### EXTRACTED MATERIAL
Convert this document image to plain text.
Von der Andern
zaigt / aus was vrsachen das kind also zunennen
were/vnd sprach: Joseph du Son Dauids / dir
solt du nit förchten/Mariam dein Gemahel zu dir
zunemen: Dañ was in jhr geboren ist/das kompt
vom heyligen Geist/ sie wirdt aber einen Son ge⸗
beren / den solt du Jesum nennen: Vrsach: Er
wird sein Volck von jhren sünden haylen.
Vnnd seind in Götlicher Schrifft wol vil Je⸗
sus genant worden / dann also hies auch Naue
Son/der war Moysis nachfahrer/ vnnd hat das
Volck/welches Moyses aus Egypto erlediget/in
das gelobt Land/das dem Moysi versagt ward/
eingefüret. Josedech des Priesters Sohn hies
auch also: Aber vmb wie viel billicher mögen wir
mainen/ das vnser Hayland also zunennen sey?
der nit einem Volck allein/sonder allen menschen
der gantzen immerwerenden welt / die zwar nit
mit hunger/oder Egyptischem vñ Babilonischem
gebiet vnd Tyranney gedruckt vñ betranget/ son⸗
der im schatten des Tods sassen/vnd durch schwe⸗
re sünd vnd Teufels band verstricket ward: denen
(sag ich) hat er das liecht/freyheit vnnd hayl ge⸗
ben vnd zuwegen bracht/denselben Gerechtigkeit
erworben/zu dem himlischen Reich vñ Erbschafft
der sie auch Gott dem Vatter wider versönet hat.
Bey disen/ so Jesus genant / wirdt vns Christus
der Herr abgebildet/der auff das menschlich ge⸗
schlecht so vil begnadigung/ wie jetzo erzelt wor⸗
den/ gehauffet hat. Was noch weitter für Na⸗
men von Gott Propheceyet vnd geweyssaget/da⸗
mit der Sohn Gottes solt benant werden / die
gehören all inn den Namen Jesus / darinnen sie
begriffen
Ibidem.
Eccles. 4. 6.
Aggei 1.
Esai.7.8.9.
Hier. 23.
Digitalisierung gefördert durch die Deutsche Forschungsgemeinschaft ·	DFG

### EXERCISE DIRECTIONS
Type out the whole listing above again, exactly as it stands.

### RESPONSE
Convert this document image to plain text.
Von der Andern
zaigt / aus was vrsachen das kind also zunennen
were/vnd sprach: Joseph du Son Dauids / dir
solt du nit förchten/Mariam dein Gemahel zu dir
zunemen: Dañ was in jhr geboren ist/das kompt
vom heyligen Geist/ sie wirdt aber einen Son ge⸗
beren / den solt du Jesum nennen: Vrsach: Er
wird sein Volck von jhren sünden haylen.
Vnnd seind in Götlicher Schrifft wol vil Je⸗
sus genant worden / dann also hies auch Naue
Son/der war Moysis nachfahrer/ vnnd hat das
Volck/welches Moyses aus Egypto erlediget/in
das gelobt Land/das dem Moysi versagt ward/
eingefüret. Josedech des Priesters Sohn hies
auch also: Aber vmb wie viel billicher mögen wir
mainen/ das vnser Hayland also zunennen sey?
der nit einem Volck allein/sonder allen menschen
der gantzen immerwerenden welt / die zwar nit
mit hunger/oder Egyptischem vñ Babilonischem
gebiet vnd Tyranney gedruckt vñ betranget/ son⸗
der im schatten des Tods sassen/vnd durch schwe⸗
re sünd vnd Teufels band verstricket ward: denen
(sag ich) hat er das liecht/freyheit vnnd hayl ge⸗
ben vnd zuwegen bracht/denselben Gerechtigkeit
erworben/zu dem himlischen Reich vñ Erbschafft
der sie auch Gott dem Vatter wider versönet hat.
Bey disen/ so Jesus genant / wirdt vns Christus
der Herr abgebildet/der auff das menschlich ge⸗
schlecht so vil begnadigung/ wie jetzo erzelt wor⸗
den/ gehauffet hat. Was noch weitter für Na⸗
men von Gott Propheceyet vnd geweyssaget/da⸗
mit der Sohn Gottes solt benant werden / die
gehören all inn den Namen Jesus / darinnen sie
begriffen
Ibidem.
Eccles. 4. 6.
Aggei 1.
Esai.7.8.9.
Hier. 23.
Digitalisierung gefördert durch die Deutsche Forschungsgemeinschaft ·	DFG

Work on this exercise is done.